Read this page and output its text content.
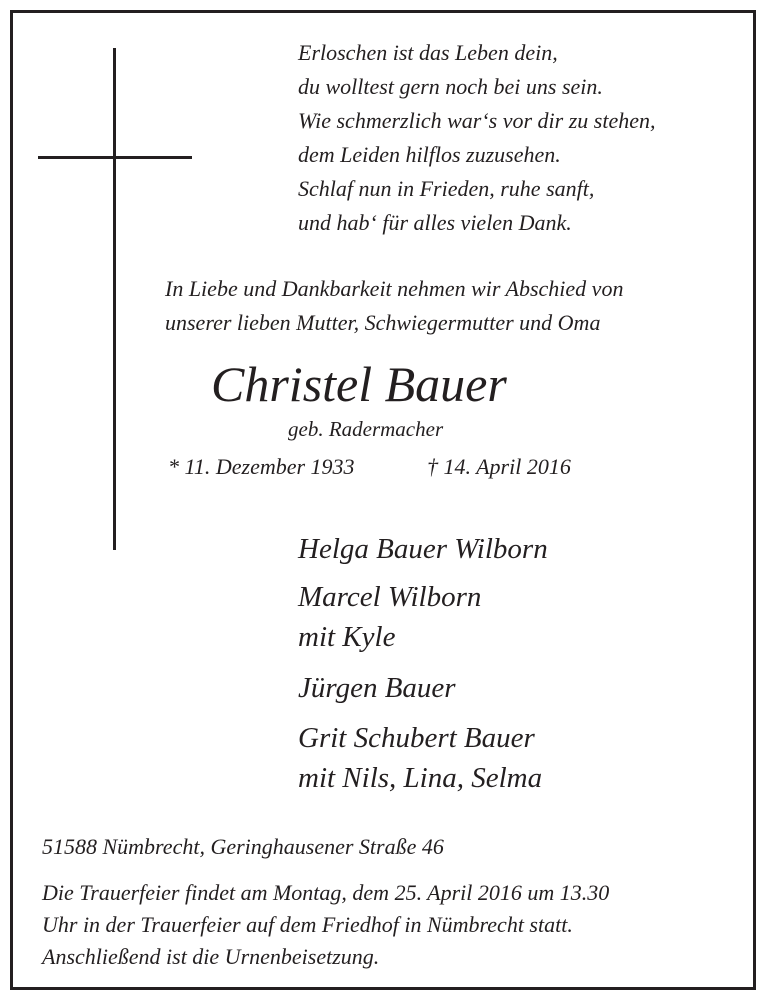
Erloschen ist das Leben dein,
du wolltest gern noch bei uns sein.
Wie schmerzlich war‘s vor dir zu stehen,
dem Leiden hilflos zuzusehen.
Schlaf nun in Frieden, ruhe sanft,
und hab‘ für alles vielen Dank.
In Liebe und Dankbarkeit nehmen wir Abschied von
unserer lieben Mutter, Schwiegermutter und Oma
Christel Bauer
geb. Radermacher
* 11. Dezember 1933	† 14. April 2016
Helga Bauer Wilborn
Marcel Wilborn
mit Kyle
Jürgen Bauer
Grit Schubert Bauer
mit Nils, Lina, Selma
51588 Nümbrecht, Geringhausener Straße 46
Die Trauerfeier findet am Montag, dem 25. April 2016 um 13.30
Uhr in der Trauerfeier auf dem Friedhof in Nümbrecht statt.
Anschließend ist die Urnenbeisetzung.
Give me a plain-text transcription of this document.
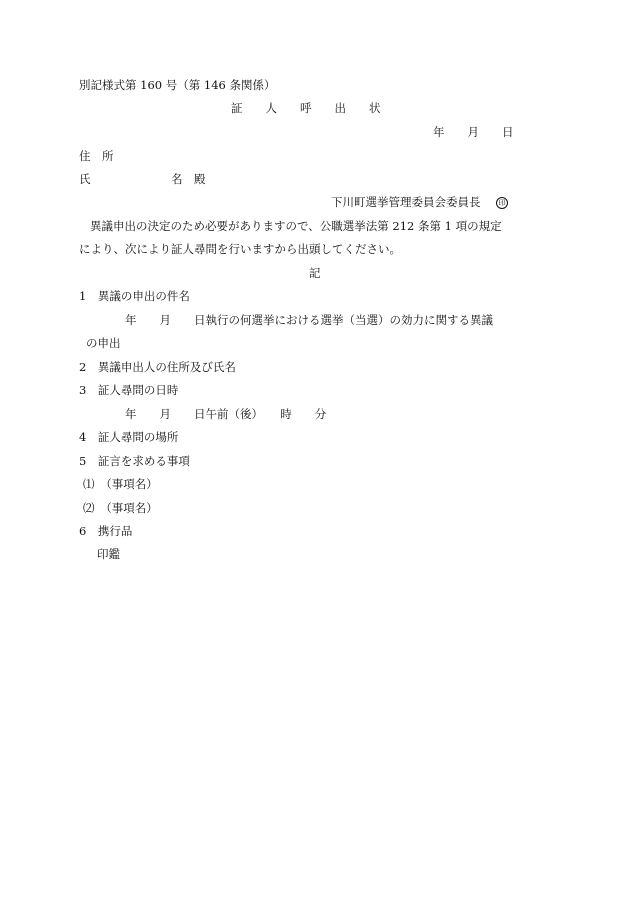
別記様式第 160 号（第 146 条関係）
証　　人　　呼　　出　　状
年　　月　　日
住　所
氏　　　　　　　名　殿
下川町選挙管理委員会委員長　	印
異議申出の決定のため必要がありますので、公職選挙法第 212 条第 1 項の規定
により、次により証人尋問を行いますから出頭してください。
記
1　異議の申出の件名
年　　月　　日執行の何選挙における選挙（当選）の効力に関する異議
の申出
2　異議申出人の住所及び氏名
3　証人尋問の日時
年　　月　　日午前（後）　　時　　分
4　証人尋問の場所
5　証言を求める事項
⑴　（事項名）
⑵　（事項名）
6　携行品
印鑑
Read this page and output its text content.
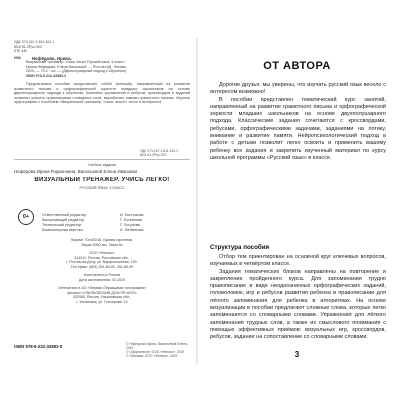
УДК 373.167.1:811.161.1
ББК 81.2Рус-922
КТК 440
Н58	Нефёдова, Ирина.
Визуальный тренажёр. Учись легко! Русский язык. 4 класс /
Ирина Нефёдова, Елена Василькой. — Ростов н/Д : Феникс,
2020. — 70 с. : ил. — (Двухполушарный подход к обучению).
ISBN 978-5-222-32983-0

Предлагаемое пособие представляет собой тренажёр, направленный на развитие грамотного письма и орфографической зоркости младших школьников на основе двухполушарного подхода к обучению. Комплекс упражнений и ребусов, кроссвордов и заданий позволит усвоить правописание словарных слов, выработать навыки грамотного письма. Изучать орфографию с пособием «Визуальный тренажёр. Учись легко!» легко и интересно!

УДК 373.167.1:811.161.1
ББК 81.2Рус-922
Учебное издание
Нефёдова Ирина Родионовна, Васильевой Елена Ивановна
ВИЗУАЛЬНЫЙ ТРЕНАЖЁР. УЧИСЬ ЛЕГКО!
РУССКИЙ ЯЗЫК. 4 КЛАСС
0+	Ответственный редактор	И. Костюкова
Выпускающий редактор	Г. Логвинова
Технический редактор	Г. Логунова
Компьютерная верстка	А. Литвинова
Формат 70х100/16. Бумага офсетная.
Тираж 3000 экз. Заказ №
ООО «Феникс»
344011, Россия, Ростовская обл.,
г. Ростов-на-Дону, ул. Варфоломеева, 150.
Тел./факс: (863) 261-89-50, 261-89-59
Изготовлено в России
Дата изготовления: 02.2020
Отпечатано в АО «Первая Образцовая типография»
филиал «УЛЬЯНОВСКИЙ ДОМ ПЕЧАТИ»
432980, Россия, Ульяновская обл.,
г. Ульяновск, ул. Гончарова, 14
ISBN 978-5-222-32983-0	© Нефёдова Ирина, Васильевой Елена, 2019
© Оформление: ООО «Феникс», 2019
© Обложка: ООО «Феникс», 2019
ОТ АВТОРА

Дорогие друзья, мы уверены, что изучать русский язык весело с интересом возможно!

В пособии представлен тематический курс занятий, направленный на развитие грамотного письма и орфографической зоркости младших школьников на основе двухполушарного подхода. Классические задания сочетаются с кроссвордами, ребусами, орфографическими задачами, заданиями на логику, внимание и развитие памяти. Нейропсихологический подход в работе с детьми позволит легко освоить и применить вашему ребенку все задания и закрепить изученный материал по курсу школьной программы «Русский язык» в классе.

Структура пособия

Отбор тем ориентирован на основной круг ключевых вопросов, изучаемых в четвёртом классе.

Задания тематических блоков направлены на повторение и закрепление пройденного курса. Для запоминания трудно правописание в виде неоднозначных орфографических заданий, головоломок, игр и ребусов развития ребенка в правописании для лёгкого запоминания для ребенка в алгоритмах. На основе визуализации в пособии предлагают сложные слова, которые легко запоминаются со словарными словами. Упражнения для лёгкого запоминания трудных слов, а также их смыслового понимания с помощью эффективных приёмов: визуальных игр, кроссвордов, ребусов, задание на сопоставление со словарными словами.

3
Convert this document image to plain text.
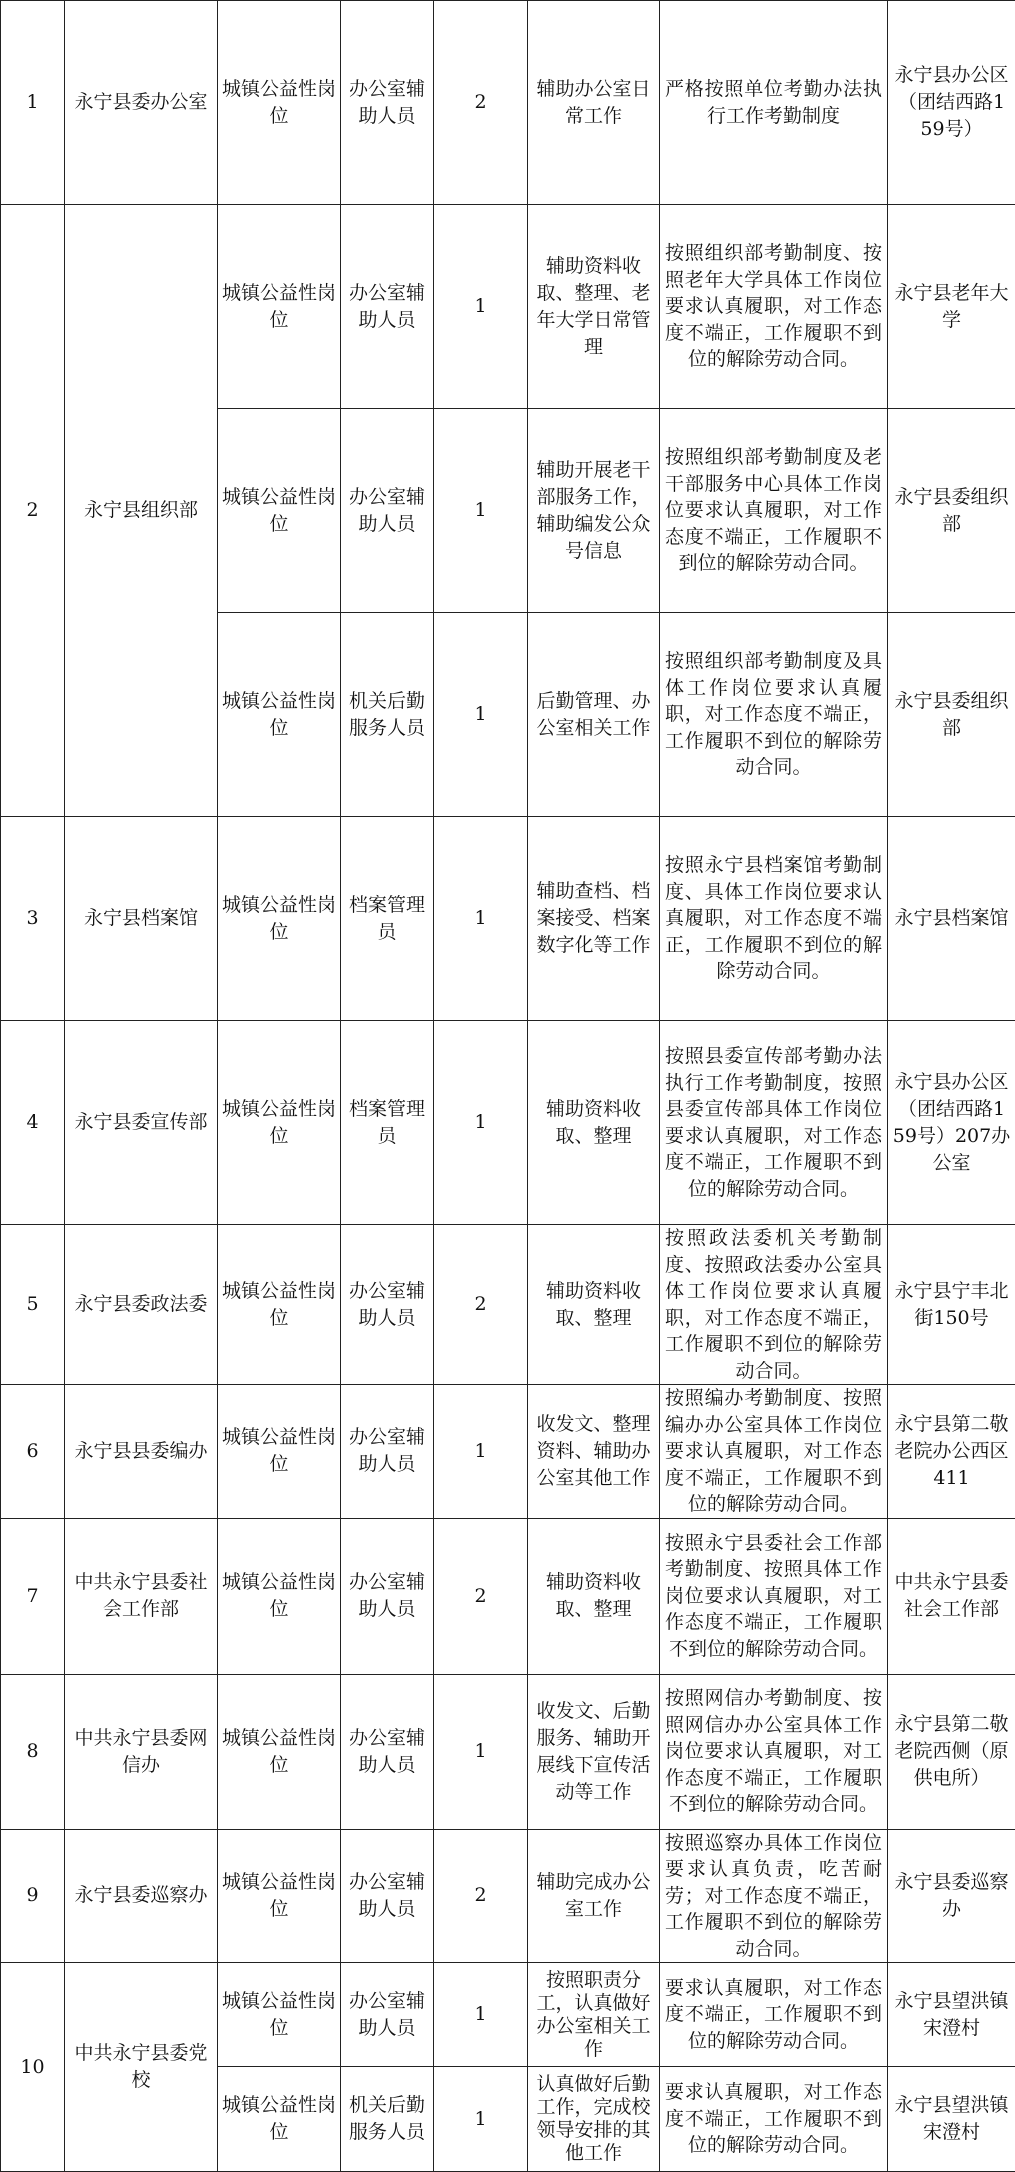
1	永宁县委办公室	城镇公益性岗位	办公室辅助人员	2	辅助办公室日常工作	严格按照单位考勤办法执行工作考勤制度	永宁县办公区（团结西路159号）
2	永宁县组织部	城镇公益性岗位	办公室辅助人员	1	辅助资料收取、整理、老年大学日常管理	按照组织部考勤制度、按照老年大学具体工作岗位要求认真履职，对工作态度不端正，工作履职不到位的解除劳动合同。	永宁县老年大学
		城镇公益性岗位	办公室辅助人员	1	辅助开展老干部服务工作，辅助编发公众号信息	按照组织部考勤制度及老干部服务中心具体工作岗位要求认真履职，对工作态度不端正，工作履职不到位的解除劳动合同。	永宁县委组织部
		城镇公益性岗位	机关后勤服务人员	1	后勤管理、办公室相关工作	按照组织部考勤制度及具体工作岗位要求认真履职，对工作态度不端正，工作履职不到位的解除劳动合同。	永宁县委组织部
3	永宁县档案馆	城镇公益性岗位	档案管理员	1	辅助查档、档案接受、档案数字化等工作	按照永宁县档案馆考勤制度、具体工作岗位要求认真履职，对工作态度不端正，工作履职不到位的解除劳动合同。	永宁县档案馆
4	永宁县委宣传部	城镇公益性岗位	档案管理员	1	辅助资料收取、整理	按照县委宣传部考勤办法执行工作考勤制度，按照县委宣传部具体工作岗位要求认真履职，对工作态度不端正，工作履职不到位的解除劳动合同。	永宁县办公区（团结西路159号）207办公室
5	永宁县委政法委	城镇公益性岗位	办公室辅助人员	2	辅助资料收取、整理	按照政法委机关考勤制度、按照政法委办公室具体工作岗位要求认真履职，对工作态度不端正，工作履职不到位的解除劳动合同。	永宁县宁丰北街150号
6	永宁县县委编办	城镇公益性岗位	办公室辅助人员	1	收发文、整理资料、辅助办公室其他工作	按照编办考勤制度、按照编办办公室具体工作岗位要求认真履职，对工作态度不端正，工作履职不到位的解除劳动合同。	永宁县第二敬老院办公西区411
7	中共永宁县委社会工作部	城镇公益性岗位	办公室辅助人员	2	辅助资料收取、整理	按照永宁县委社会工作部考勤制度、按照具体工作岗位要求认真履职，对工作态度不端正，工作履职不到位的解除劳动合同。	中共永宁县委社会工作部
8	中共永宁县委网信办	城镇公益性岗位	办公室辅助人员	1	收发文、后勤服务、辅助开展线下宣传活动等工作	按照网信办考勤制度、按照网信办办公室具体工作岗位要求认真履职，对工作态度不端正，工作履职不到位的解除劳动合同。	永宁县第二敬老院西侧（原供电所）
9	永宁县委巡察办	城镇公益性岗位	办公室辅助人员	2	辅助完成办公室工作	按照巡察办具体工作岗位要求认真负责，吃苦耐劳；对工作态度不端正，工作履职不到位的解除劳动合同。	永宁县委巡察办
10	中共永宁县委党校	城镇公益性岗位	办公室辅助人员	1	按照职责分工，认真做好办公室相关工作	要求认真履职，对工作态度不端正，工作履职不到位的解除劳动合同。	永宁县望洪镇宋澄村
		城镇公益性岗位	机关后勤服务人员	1	认真做好后勤工作，完成校领导安排的其他工作	要求认真履职，对工作态度不端正，工作履职不到位的解除劳动合同。	永宁县望洪镇宋澄村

* TASK BRIEF
Your answer should be a single number: the count of lines holding the word "письма".

* WORKED ANSWER
2